> [Records shown]
----
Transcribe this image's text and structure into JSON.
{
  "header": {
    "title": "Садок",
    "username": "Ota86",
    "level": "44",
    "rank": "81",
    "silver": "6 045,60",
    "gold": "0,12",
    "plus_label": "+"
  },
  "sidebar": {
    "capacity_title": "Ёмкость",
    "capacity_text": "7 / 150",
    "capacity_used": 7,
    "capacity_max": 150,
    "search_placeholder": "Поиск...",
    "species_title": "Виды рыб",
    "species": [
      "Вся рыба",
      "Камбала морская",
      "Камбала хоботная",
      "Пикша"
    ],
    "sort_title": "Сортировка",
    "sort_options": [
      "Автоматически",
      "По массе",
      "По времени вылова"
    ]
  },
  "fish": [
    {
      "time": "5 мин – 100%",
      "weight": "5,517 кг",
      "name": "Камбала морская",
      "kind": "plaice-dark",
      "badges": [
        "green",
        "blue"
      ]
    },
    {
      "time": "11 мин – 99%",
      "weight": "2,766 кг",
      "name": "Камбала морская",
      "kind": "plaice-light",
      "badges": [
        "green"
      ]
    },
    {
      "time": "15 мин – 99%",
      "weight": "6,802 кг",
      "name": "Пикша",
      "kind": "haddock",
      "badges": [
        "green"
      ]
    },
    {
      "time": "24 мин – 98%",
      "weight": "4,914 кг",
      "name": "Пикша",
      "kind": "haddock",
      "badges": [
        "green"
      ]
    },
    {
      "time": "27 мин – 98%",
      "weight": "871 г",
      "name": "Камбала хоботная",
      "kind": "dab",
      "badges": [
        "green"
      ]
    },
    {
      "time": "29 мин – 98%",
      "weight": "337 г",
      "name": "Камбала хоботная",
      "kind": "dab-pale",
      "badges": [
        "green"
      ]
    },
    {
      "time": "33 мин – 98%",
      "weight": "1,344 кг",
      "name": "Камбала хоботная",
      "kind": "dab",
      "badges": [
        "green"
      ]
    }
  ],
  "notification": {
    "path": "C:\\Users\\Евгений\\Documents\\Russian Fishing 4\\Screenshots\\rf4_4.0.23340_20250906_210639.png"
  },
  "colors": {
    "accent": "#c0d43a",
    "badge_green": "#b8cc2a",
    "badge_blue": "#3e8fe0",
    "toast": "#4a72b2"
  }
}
----
> [To do] List the lines that contain the word "kind".

> [Result for this task]
      "kind": "plaice-dark",
      "kind": "plaice-light",
      "kind": "haddock",
      "kind": "haddock",
      "kind": "dab",
      "kind": "dab-pale",
      "kind": "dab",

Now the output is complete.